Reproduce each record below exactly as written.

(Records excerpted from a collection)
+ + +

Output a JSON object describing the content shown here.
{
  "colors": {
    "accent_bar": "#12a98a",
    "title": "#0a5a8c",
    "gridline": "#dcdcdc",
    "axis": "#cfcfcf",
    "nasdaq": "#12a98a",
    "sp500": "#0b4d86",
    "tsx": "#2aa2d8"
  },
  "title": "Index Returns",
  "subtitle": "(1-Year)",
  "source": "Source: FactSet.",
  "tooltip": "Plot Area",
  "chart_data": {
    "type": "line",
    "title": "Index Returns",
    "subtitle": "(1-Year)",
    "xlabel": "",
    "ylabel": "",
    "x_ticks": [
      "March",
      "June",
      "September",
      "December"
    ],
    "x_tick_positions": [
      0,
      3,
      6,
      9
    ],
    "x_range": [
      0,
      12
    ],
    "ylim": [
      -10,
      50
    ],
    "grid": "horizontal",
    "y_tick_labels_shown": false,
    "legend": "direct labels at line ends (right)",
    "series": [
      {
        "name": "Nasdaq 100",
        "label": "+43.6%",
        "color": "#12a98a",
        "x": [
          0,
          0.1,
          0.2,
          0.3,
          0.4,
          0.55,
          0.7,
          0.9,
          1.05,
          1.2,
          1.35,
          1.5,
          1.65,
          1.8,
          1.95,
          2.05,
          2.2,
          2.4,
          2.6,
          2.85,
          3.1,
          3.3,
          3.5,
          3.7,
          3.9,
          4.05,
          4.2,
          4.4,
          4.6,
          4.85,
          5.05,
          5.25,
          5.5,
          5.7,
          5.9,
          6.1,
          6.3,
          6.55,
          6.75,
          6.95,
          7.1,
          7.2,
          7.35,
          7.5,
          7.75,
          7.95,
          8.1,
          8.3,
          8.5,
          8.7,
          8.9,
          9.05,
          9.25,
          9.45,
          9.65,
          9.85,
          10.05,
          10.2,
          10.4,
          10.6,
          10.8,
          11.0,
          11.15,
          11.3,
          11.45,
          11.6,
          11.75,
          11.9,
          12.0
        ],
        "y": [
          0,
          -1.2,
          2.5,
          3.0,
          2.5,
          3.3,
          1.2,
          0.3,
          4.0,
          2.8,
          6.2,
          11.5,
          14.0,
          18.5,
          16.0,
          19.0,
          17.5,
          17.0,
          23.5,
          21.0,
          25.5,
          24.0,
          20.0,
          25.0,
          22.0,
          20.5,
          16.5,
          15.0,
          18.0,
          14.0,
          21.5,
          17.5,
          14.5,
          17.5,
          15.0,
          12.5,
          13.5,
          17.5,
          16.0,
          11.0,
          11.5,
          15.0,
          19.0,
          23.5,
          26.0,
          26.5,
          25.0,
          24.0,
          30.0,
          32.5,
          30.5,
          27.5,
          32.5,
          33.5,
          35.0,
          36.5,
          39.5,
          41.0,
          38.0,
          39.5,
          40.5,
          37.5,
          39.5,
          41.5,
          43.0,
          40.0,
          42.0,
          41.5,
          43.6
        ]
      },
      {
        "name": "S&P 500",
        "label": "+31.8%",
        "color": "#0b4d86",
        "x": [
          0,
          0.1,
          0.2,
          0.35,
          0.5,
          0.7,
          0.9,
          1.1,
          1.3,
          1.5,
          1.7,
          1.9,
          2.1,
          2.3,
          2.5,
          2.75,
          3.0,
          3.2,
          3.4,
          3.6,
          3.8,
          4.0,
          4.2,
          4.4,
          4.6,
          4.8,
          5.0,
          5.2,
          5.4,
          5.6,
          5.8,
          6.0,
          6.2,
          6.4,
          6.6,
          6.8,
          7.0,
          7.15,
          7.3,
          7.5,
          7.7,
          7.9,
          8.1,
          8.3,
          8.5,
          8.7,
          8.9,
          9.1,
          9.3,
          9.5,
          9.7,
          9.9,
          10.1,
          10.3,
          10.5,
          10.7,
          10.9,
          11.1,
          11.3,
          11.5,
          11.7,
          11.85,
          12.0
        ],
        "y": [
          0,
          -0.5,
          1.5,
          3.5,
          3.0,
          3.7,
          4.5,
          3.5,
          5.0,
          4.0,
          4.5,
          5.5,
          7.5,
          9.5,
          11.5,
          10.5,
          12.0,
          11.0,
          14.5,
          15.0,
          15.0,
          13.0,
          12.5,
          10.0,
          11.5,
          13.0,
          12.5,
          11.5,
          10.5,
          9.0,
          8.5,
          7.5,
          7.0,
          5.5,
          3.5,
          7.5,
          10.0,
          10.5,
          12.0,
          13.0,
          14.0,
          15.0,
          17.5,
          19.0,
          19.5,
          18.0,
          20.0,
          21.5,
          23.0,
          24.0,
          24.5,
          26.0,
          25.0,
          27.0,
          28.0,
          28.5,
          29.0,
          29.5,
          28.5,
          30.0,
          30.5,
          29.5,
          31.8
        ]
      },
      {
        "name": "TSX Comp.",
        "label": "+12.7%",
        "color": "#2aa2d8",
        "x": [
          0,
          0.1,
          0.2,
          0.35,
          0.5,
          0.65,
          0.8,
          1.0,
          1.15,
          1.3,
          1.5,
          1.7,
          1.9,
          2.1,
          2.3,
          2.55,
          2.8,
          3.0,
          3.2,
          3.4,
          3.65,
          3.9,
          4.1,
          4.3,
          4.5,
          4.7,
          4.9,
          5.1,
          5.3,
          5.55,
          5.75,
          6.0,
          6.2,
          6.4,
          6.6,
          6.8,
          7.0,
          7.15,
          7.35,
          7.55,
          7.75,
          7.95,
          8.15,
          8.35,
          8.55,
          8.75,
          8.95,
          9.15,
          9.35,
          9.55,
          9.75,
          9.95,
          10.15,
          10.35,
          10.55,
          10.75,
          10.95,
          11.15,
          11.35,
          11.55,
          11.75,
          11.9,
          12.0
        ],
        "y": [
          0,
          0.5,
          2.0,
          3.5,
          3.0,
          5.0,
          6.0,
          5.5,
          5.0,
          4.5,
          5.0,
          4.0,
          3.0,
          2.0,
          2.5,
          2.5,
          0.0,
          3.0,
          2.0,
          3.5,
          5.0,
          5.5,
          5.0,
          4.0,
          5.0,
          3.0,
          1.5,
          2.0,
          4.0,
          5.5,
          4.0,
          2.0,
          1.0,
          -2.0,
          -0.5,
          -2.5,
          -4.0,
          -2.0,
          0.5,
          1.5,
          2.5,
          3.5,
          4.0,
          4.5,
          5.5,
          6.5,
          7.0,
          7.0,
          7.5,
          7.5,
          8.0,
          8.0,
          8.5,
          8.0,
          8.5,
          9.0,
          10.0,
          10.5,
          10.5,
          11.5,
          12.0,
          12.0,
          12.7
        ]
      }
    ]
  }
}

+ + +

Response =
Output a JSON object describing the content shown here.
{
  "colors": {
    "accent_bar": "#12a98a",
    "title": "#0a5a8c",
    "gridline": "#dcdcdc",
    "axis": "#cfcfcf",
    "nasdaq": "#12a98a",
    "sp500": "#0b4d86",
    "tsx": "#2aa2d8"
  },
  "title": "Index Returns",
  "subtitle": "(1-Year)",
  "source": "Source: FactSet.",
  "tooltip": "Plot Area",
  "chart_data": {
    "type": "line",
    "title": "Index Returns",
    "subtitle": "(1-Year)",
    "xlabel": "",
    "ylabel": "",
    "x_ticks": [
      "March",
      "June",
      "September",
      "December"
    ],
    "x_tick_positions": [
      0,
      3,
      6,
      9
    ],
    "x_range": [
      0,
      12
    ],
    "ylim": [
      -10,
      50
    ],
    "grid": "horizontal",
    "y_tick_labels_shown": false,
    "legend": "direct labels at line ends (right)",
    "series": [
      {
        "name": "Nasdaq 100",
        "label": "+43.6%",
        "color": "#12a98a",
        "x": [
          0,
          0.1,
          0.2,
          0.3,
          0.4,
          0.55,
          0.7,
          0.9,
          1.05,
          1.2,
          1.35,
          1.5,
          1.65,
          1.8,
          1.95,
          2.05,
          2.2,
          2.4,
          2.6,
          2.85,
          3.1,
          3.3,
          3.5,
          3.7,
          3.9,
          4.05,
          4.2,
          4.4,
          4.6,
          4.85,
          5.05,
          5.25,
          5.5,
          5.7,
          5.9,
          6.1,
          6.3,
          6.55,
          6.75,
          6.95,
          7.1,
          7.2,
          7.35,
          7.5,
          7.75,
          7.95,
          8.1,
          8.3,
          8.5,
          8.7,
          8.9,
          9.05,
          9.25,
          9.45,
          9.65,
          9.85,
          10.05,
          10.2,
          10.4,
          10.6,
          10.8,
          11.0,
          11.15,
          11.3,
          11.45,
          11.6,
          11.75,
          11.9,
          12.0
        ],
        "y": [
          0,
          -1.2,
          2.5,
          3.0,
          2.5,
          3.3,
          1.2,
          0.3,
          4.0,
          2.8,
          6.2,
          11.5,
          14.0,
          18.5,
          16.0,
          19.0,
          17.5,
          17.0,
          23.5,
          21.0,
          25.5,
          24.0,
          20.0,
          25.0,
          22.0,
          20.5,
          16.5,
          15.0,
          18.0,
          14.0,
          21.5,
          17.5,
          14.5,
          17.5,
          15.0,
          12.5,
          13.5,
          17.5,
          16.0,
          11.0,
          11.5,
          15.0,
          19.0,
          23.5,
          26.0,
          26.5,
          25.0,
          24.0,
          30.0,
          32.5,
          30.5,
          27.5,
          32.5,
          33.5,
          35.0,
          36.5,
          39.5,
          41.0,
          38.0,
          39.5,
          40.5,
          37.5,
          39.5,
          41.5,
          43.0,
          40.0,
          42.0,
          41.5,
          43.6
        ]
      },
      {
        "name": "S&P 500",
        "label": "+31.8%",
        "color": "#0b4d86",
        "x": [
          0,
          0.1,
          0.2,
          0.35,
          0.5,
          0.7,
          0.9,
          1.1,
          1.3,
          1.5,
          1.7,
          1.9,
          2.1,
          2.3,
          2.5,
          2.75,
          3.0,
          3.2,
          3.4,
          3.6,
          3.8,
          4.0,
          4.2,
          4.4,
          4.6,
          4.8,
          5.0,
          5.2,
          5.4,
          5.6,
          5.8,
          6.0,
          6.2,
          6.4,
          6.6,
          6.8,
          7.0,
          7.15,
          7.3,
          7.5,
          7.7,
          7.9,
          8.1,
          8.3,
          8.5,
          8.7,
          8.9,
          9.1,
          9.3,
          9.5,
          9.7,
          9.9,
          10.1,
          10.3,
          10.5,
          10.7,
          10.9,
          11.1,
          11.3,
          11.5,
          11.7,
          11.85,
          12.0
        ],
        "y": [
          0,
          -0.5,
          1.5,
          3.5,
          3.0,
          3.7,
          4.5,
          3.5,
          5.0,
          4.0,
          4.5,
          5.5,
          7.5,
          9.5,
          11.5,
          10.5,
          12.0,
          11.0,
          14.5,
          15.0,
          15.0,
          13.0,
          12.5,
          10.0,
          11.5,
          13.0,
          12.5,
          11.5,
          10.5,
          9.0,
          8.5,
          7.5,
          7.0,
          5.5,
          3.5,
          7.5,
          10.0,
          10.5,
          12.0,
          13.0,
          14.0,
          15.0,
          17.5,
          19.0,
          19.5,
          18.0,
          20.0,
          21.5,
          23.0,
          24.0,
          24.5,
          26.0,
          25.0,
          27.0,
          28.0,
          28.5,
          29.0,
          29.5,
          28.5,
          30.0,
          30.5,
          29.5,
          31.8
        ]
      },
      {
        "name": "TSX Comp.",
        "label": "+12.7%",
        "color": "#2aa2d8",
        "x": [
          0,
          0.1,
          0.2,
          0.35,
          0.5,
          0.65,
          0.8,
          1.0,
          1.15,
          1.3,
          1.5,
          1.7,
          1.9,
          2.1,
          2.3,
          2.55,
          2.8,
          3.0,
          3.2,
          3.4,
          3.65,
          3.9,
          4.1,
          4.3,
          4.5,
          4.7,
          4.9,
          5.1,
          5.3,
          5.55,
          5.75,
          6.0,
          6.2,
          6.4,
          6.6,
          6.8,
          7.0,
          7.15,
          7.35,
          7.55,
          7.75,
          7.95,
          8.15,
          8.35,
          8.55,
          8.75,
          8.95,
          9.15,
          9.35,
          9.55,
          9.75,
          9.95,
          10.15,
          10.35,
          10.55,
          10.75,
          10.95,
          11.15,
          11.35,
          11.55,
          11.75,
          11.9,
          12.0
        ],
        "y": [
          0,
          0.5,
          2.0,
          3.5,
          3.0,
          5.0,
          6.0,
          5.5,
          5.0,
          4.5,
          5.0,
          4.0,
          3.0,
          2.0,
          2.5,
          2.5,
          0.0,
          3.0,
          2.0,
          3.5,
          5.0,
          5.5,
          5.0,
          4.0,
          5.0,
          3.0,
          1.5,
          2.0,
          4.0,
          5.5,
          4.0,
          2.0,
          1.0,
          -2.0,
          -0.5,
          -2.5,
          -4.0,
          -2.0,
          0.5,
          1.5,
          2.5,
          3.5,
          4.0,
          4.5,
          5.5,
          6.5,
          7.0,
          7.0,
          7.5,
          7.5,
          8.0,
          8.0,
          8.5,
          8.0,
          8.5,
          9.0,
          10.0,
          10.5,
          10.5,
          11.5,
          12.0,
          12.0,
          12.7
        ]
      }
    ]
  }
}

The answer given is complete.